- _Task material_:
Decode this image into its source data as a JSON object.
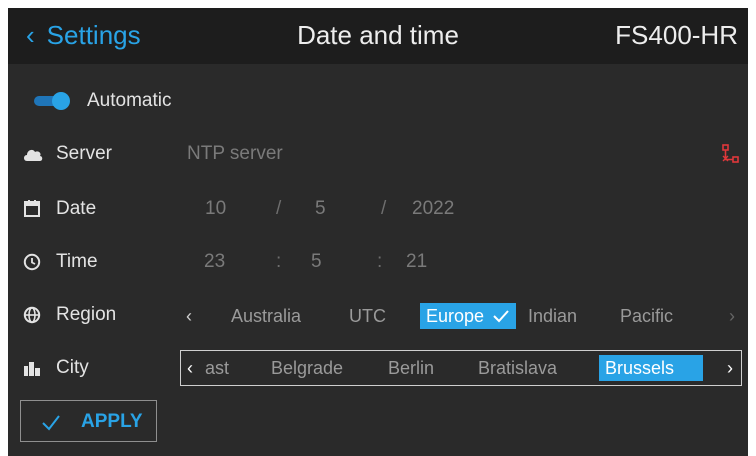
{
  "header": {
    "back_label": "Settings",
    "title": "Date and time",
    "model": "FS400-HR"
  },
  "automatic": {
    "label": "Automatic",
    "enabled": true
  },
  "server": {
    "label": "Server",
    "placeholder": "NTP server",
    "icon": "cloud-icon",
    "status_icon": "network-error-icon",
    "status_color": "#e0383b"
  },
  "date": {
    "label": "Date",
    "icon": "calendar-icon",
    "day": "10",
    "month": "5",
    "year": "2022",
    "sep1": "/",
    "sep2": "/"
  },
  "time": {
    "label": "Time",
    "icon": "clock-icon",
    "hour": "23",
    "minute": "5",
    "second": "21",
    "sep1": ":",
    "sep2": ":"
  },
  "region": {
    "label": "Region",
    "icon": "globe-icon",
    "options": [
      "Australia",
      "UTC",
      "Europe",
      "Indian",
      "Pacific"
    ],
    "selected": "Europe",
    "prev_arrow": "‹",
    "next_arrow": "›"
  },
  "city": {
    "label": "City",
    "icon": "city-icon",
    "options": [
      "ast",
      "Belgrade",
      "Berlin",
      "Bratislava",
      "Brussels"
    ],
    "selected": "Brussels",
    "prev_arrow": "‹",
    "next_arrow": "›"
  },
  "apply": {
    "label": "APPLY"
  },
  "colors": {
    "accent": "#29a3e6",
    "background": "#2a2a2a",
    "header": "#1d1d1d"
  }
}
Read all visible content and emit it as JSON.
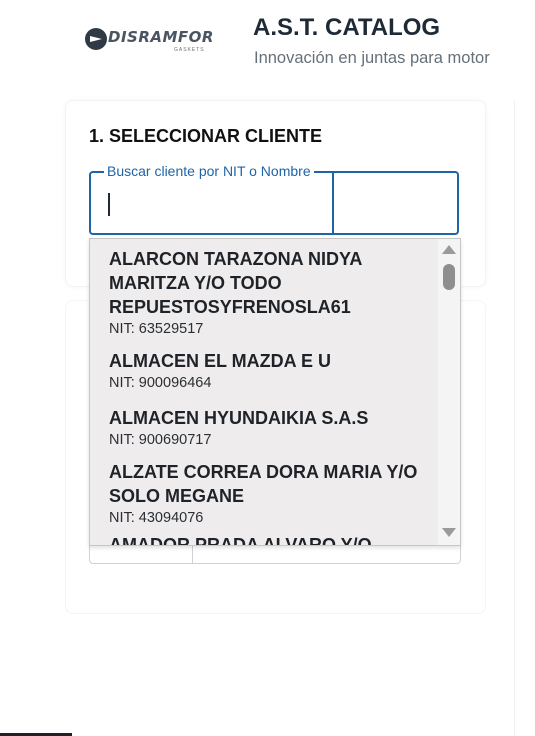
{
  "brand": {
    "logo_text": "DISRAMFOR",
    "logo_sub": "GASKETS",
    "title": "A.S.T. CATALOG",
    "subtitle": "Innovación en juntas para motor"
  },
  "section": {
    "title": "1. SELECCIONAR CLIENTE"
  },
  "search": {
    "label": "Buscar cliente por NIT o Nombre",
    "value": ""
  },
  "dropdown": {
    "options": [
      {
        "name": "ALARCON TARAZONA NIDYA MARITZA Y/O TODO REPUESTOSYFRENOSLA61",
        "nit": "NIT: 63529517"
      },
      {
        "name": "ALMACEN EL MAZDA E U",
        "nit": "NIT: 900096464"
      },
      {
        "name": "ALMACEN HYUNDAIKIA S.A.S",
        "nit": "NIT: 900690717"
      },
      {
        "name": "ALZATE CORREA DORA MARIA Y/O SOLO MEGANE",
        "nit": "NIT: 43094076"
      },
      {
        "name": "AMADOR PRADA ALVARO Y/O",
        "nit": ""
      }
    ]
  },
  "colors": {
    "accent": "#1f64a6",
    "dropdown_bg": "#eeeced"
  }
}
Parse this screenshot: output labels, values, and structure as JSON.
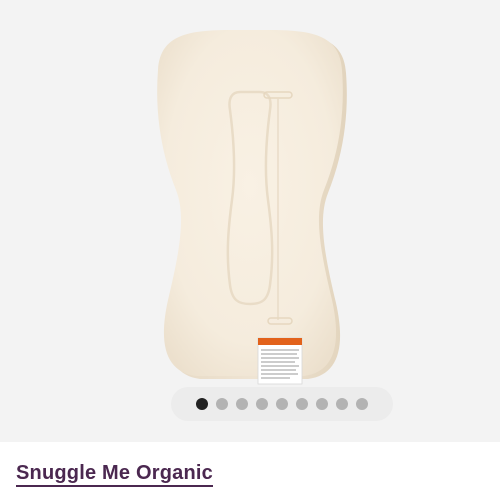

- _Problem details_:
Collect each line of the entries that has the word "selected", copying it in full.

- _The response_:
    "selected": "Europe",
    "selected": "Brussels",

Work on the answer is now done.